_Aim_: Using the records below, please work out how many lines contain "score"; answer with the number alone.

-- Start of Records shown --

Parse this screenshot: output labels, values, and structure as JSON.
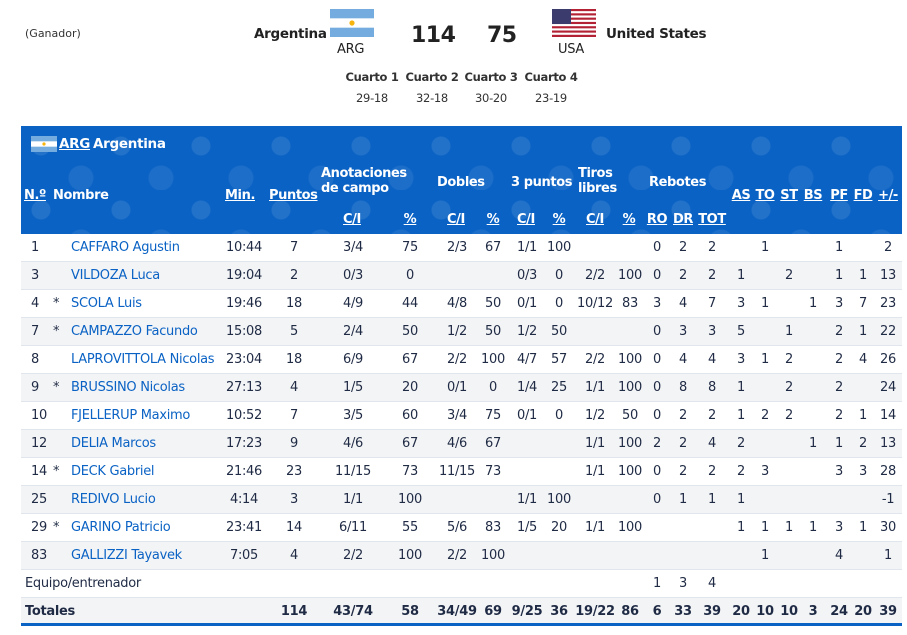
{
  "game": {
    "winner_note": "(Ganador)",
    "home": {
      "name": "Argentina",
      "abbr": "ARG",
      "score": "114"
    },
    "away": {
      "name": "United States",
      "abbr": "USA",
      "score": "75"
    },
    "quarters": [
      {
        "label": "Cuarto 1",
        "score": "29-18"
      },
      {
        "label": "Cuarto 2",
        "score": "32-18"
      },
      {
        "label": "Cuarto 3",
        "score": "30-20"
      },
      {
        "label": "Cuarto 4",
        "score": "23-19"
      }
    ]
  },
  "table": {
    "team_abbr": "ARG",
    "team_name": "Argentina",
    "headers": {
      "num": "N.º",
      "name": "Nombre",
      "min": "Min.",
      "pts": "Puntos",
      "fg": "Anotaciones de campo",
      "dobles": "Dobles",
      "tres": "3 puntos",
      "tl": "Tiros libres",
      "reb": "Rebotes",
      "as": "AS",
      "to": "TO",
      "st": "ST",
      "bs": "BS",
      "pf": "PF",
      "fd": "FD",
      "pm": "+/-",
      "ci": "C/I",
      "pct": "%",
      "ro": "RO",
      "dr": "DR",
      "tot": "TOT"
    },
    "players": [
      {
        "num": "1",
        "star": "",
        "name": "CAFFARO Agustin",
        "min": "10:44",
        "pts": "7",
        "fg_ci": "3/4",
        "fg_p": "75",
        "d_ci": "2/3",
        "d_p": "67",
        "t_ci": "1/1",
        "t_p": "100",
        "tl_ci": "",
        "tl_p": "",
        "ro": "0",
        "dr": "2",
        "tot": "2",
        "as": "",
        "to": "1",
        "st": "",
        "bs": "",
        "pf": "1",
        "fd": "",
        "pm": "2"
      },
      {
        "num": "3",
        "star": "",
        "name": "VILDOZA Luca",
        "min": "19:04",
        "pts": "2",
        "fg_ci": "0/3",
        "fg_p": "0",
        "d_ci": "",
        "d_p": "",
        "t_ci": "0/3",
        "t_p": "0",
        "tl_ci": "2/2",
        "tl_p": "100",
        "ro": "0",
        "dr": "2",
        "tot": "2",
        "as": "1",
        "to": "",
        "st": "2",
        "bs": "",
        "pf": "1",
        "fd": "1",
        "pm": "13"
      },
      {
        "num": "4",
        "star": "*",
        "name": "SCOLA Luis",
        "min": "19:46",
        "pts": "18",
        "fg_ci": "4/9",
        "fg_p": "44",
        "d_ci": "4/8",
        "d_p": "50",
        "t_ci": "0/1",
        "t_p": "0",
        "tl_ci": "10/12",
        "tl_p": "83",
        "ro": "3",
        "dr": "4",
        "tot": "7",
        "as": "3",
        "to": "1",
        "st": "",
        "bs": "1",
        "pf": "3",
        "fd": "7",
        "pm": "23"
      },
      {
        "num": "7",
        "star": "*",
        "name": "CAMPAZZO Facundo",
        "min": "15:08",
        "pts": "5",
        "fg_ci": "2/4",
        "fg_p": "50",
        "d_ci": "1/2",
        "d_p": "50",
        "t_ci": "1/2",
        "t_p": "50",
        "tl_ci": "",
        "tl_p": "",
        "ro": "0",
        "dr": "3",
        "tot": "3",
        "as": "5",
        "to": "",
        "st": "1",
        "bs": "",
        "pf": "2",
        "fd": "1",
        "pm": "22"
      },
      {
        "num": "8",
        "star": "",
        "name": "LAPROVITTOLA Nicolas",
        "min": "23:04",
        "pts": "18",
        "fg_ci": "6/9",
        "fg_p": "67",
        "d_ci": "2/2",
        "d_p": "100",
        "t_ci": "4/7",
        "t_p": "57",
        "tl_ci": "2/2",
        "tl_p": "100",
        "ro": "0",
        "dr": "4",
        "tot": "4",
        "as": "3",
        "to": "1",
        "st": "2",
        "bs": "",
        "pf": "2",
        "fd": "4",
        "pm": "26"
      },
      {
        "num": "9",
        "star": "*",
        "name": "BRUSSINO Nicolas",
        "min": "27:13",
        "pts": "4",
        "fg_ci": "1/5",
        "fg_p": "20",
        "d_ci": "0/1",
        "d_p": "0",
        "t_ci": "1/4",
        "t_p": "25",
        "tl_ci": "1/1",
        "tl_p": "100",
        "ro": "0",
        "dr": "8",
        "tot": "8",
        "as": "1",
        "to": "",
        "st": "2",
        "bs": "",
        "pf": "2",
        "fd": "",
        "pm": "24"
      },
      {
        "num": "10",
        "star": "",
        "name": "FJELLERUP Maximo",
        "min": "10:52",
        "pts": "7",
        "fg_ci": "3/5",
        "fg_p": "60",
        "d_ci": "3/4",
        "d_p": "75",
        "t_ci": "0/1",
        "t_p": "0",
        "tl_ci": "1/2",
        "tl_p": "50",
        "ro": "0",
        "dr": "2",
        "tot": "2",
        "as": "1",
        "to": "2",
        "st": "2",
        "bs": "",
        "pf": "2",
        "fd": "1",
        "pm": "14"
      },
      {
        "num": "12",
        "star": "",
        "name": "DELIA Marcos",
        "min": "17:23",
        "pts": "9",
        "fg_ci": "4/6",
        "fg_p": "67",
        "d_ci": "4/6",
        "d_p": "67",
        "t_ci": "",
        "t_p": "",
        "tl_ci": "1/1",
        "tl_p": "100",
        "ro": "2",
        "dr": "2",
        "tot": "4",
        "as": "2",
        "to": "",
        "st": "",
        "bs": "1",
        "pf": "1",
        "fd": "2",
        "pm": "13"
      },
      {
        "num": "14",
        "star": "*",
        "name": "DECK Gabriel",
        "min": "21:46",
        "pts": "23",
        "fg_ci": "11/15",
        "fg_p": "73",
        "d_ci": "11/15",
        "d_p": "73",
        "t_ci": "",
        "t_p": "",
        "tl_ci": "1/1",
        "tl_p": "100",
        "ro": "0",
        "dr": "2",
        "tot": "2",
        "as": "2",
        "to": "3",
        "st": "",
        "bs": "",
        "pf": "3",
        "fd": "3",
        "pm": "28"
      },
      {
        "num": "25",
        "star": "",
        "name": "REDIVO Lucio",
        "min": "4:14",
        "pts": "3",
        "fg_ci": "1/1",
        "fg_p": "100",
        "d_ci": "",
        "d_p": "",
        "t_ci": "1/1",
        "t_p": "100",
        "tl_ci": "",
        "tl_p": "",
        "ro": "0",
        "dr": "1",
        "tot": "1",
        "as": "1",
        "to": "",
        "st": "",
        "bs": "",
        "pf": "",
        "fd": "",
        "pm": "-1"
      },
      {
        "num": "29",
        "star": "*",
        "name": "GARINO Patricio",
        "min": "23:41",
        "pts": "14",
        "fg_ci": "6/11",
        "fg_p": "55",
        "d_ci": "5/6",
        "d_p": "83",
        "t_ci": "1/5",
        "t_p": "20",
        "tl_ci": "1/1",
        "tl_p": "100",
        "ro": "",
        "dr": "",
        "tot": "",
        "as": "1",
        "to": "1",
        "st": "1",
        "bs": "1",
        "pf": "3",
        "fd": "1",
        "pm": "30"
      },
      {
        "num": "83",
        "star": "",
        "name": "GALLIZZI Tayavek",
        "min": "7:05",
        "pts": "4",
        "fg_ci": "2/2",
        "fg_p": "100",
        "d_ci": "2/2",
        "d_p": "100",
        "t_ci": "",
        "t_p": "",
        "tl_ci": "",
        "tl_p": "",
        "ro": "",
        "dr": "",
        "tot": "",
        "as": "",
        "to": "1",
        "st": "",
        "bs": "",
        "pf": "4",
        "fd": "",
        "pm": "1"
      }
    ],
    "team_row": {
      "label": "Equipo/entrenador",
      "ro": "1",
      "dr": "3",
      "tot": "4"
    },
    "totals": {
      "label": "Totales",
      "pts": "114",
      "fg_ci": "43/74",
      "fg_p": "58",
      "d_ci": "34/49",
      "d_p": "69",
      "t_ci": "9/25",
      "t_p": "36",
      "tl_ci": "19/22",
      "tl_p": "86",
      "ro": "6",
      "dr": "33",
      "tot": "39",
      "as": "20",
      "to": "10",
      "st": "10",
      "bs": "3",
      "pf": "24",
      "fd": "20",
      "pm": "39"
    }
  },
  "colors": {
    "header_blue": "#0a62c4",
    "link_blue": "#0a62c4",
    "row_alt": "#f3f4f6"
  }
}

-- End of Records shown --

_The answer_: 6